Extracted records
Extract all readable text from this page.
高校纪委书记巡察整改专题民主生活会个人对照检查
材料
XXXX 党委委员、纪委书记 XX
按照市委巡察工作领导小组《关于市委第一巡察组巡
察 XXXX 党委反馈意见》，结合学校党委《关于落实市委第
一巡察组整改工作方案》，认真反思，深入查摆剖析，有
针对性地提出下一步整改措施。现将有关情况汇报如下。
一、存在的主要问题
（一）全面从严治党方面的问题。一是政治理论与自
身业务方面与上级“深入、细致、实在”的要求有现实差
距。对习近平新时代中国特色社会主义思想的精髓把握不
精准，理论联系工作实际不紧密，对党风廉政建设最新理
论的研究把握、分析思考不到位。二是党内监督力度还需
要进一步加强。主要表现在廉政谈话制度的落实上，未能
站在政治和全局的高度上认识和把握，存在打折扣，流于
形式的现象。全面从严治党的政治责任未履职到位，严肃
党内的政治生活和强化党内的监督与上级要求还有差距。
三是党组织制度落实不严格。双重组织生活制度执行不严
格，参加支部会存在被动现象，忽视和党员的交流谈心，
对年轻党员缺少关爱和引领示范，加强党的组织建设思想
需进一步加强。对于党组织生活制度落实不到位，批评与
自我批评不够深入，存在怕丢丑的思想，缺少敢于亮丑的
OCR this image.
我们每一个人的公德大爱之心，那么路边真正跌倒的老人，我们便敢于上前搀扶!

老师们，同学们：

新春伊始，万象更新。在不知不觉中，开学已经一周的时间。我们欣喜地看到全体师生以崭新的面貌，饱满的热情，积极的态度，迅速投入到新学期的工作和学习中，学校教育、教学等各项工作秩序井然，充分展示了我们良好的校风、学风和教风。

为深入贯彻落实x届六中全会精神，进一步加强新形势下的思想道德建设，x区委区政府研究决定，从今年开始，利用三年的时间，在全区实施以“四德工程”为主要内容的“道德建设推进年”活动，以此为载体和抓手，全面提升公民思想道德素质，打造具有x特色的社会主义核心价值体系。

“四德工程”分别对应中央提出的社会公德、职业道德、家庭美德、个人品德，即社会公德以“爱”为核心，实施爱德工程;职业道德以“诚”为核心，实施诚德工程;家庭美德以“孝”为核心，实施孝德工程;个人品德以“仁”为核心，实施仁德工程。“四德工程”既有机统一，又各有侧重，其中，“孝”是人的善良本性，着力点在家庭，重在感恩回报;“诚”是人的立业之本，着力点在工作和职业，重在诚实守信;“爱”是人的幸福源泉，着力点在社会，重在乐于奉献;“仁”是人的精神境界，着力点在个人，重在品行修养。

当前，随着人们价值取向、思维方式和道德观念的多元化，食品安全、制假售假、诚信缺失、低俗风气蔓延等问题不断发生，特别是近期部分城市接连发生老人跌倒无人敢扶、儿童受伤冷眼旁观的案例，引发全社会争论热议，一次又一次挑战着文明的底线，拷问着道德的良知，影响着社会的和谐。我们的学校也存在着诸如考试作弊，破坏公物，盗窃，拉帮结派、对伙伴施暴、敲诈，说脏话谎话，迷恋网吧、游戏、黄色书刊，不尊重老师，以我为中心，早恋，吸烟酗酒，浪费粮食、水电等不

■ **What is expected**: Copy out each line exactly as written.

■ **Finished answer**:
Extract all readable text from this page.
高校纪委书记巡察整改专题民主生活会个人对照检查
材料
XXXX 党委委员、纪委书记 XX
按照市委巡察工作领导小组《关于市委第一巡察组巡
察 XXXX 党委反馈意见》，结合学校党委《关于落实市委第
一巡察组整改工作方案》，认真反思，深入查摆剖析，有
针对性地提出下一步整改措施。现将有关情况汇报如下。
一、存在的主要问题
（一）全面从严治党方面的问题。一是政治理论与自
身业务方面与上级“深入、细致、实在”的要求有现实差
距。对习近平新时代中国特色社会主义思想的精髓把握不
精准，理论联系工作实际不紧密，对党风廉政建设最新理
论的研究把握、分析思考不到位。二是党内监督力度还需
要进一步加强。主要表现在廉政谈话制度的落实上，未能
站在政治和全局的高度上认识和把握，存在打折扣，流于
形式的现象。全面从严治党的政治责任未履职到位，严肃
党内的政治生活和强化党内的监督与上级要求还有差距。
三是党组织制度落实不严格。双重组织生活制度执行不严
格，参加支部会存在被动现象，忽视和党员的交流谈心，
对年轻党员缺少关爱和引领示范，加强党的组织建设思想
需进一步加强。对于党组织生活制度落实不到位，批评与
自我批评不够深入，存在怕丢丑的思想，缺少敢于亮丑的
OCR this image.
我们每一个人的公德大爱之心，那么路边真正跌倒的老人，我们便敢于上前搀扶!

老师们，同学们：

新春伊始，万象更新。在不知不觉中，开学已经一周的时间。我们欣喜地看到全体师生以崭新的面貌，饱满的热情，积极的态度，迅速投入到新学期的工作和学习中，学校教育、教学等各项工作秩序井然，充分展示了我们良好的校风、学风和教风。

为深入贯彻落实x届六中全会精神，进一步加强新形势下的思想道德建设，x区委区政府研究决定，从今年开始，利用三年的时间，在全区实施以“四德工程”为主要内容的“道德建设推进年”活动，以此为载体和抓手，全面提升公民思想道德素质，打造具有x特色的社会主义核心价值体系。

“四德工程”分别对应中央提出的社会公德、职业道德、家庭美德、个人品德，即社会公德以“爱”为核心，实施爱德工程;职业道德以“诚”为核心，实施诚德工程;家庭美德以“孝”为核心，实施孝德工程;个人品德以“仁”为核心，实施仁德工程。“四德工程”既有机统一，又各有侧重，其中，“孝”是人的善良本性，着力点在家庭，重在感恩回报;“诚”是人的立业之本，着力点在工作和职业，重在诚实守信;“爱”是人的幸福源泉，着力点在社会，重在乐于奉献;“仁”是人的精神境界，着力点在个人，重在品行修养。

当前，随着人们价值取向、思维方式和道德观念的多元化，食品安全、制假售假、诚信缺失、低俗风气蔓延等问题不断发生，特别是近期部分城市接连发生老人跌倒无人敢扶、儿童受伤冷眼旁观的案例，引发全社会争论热议，一次又一次挑战着文明的底线，拷问着道德的良知，影响着社会的和谐。我们的学校也存在着诸如考试作弊，破坏公物，盗窃，拉帮结派、对伙伴施暴、敲诈，说脏话谎话，迷恋网吧、游戏、黄色书刊，不尊重老师，以我为中心，早恋，吸烟酗酒，浪费粮食、水电等不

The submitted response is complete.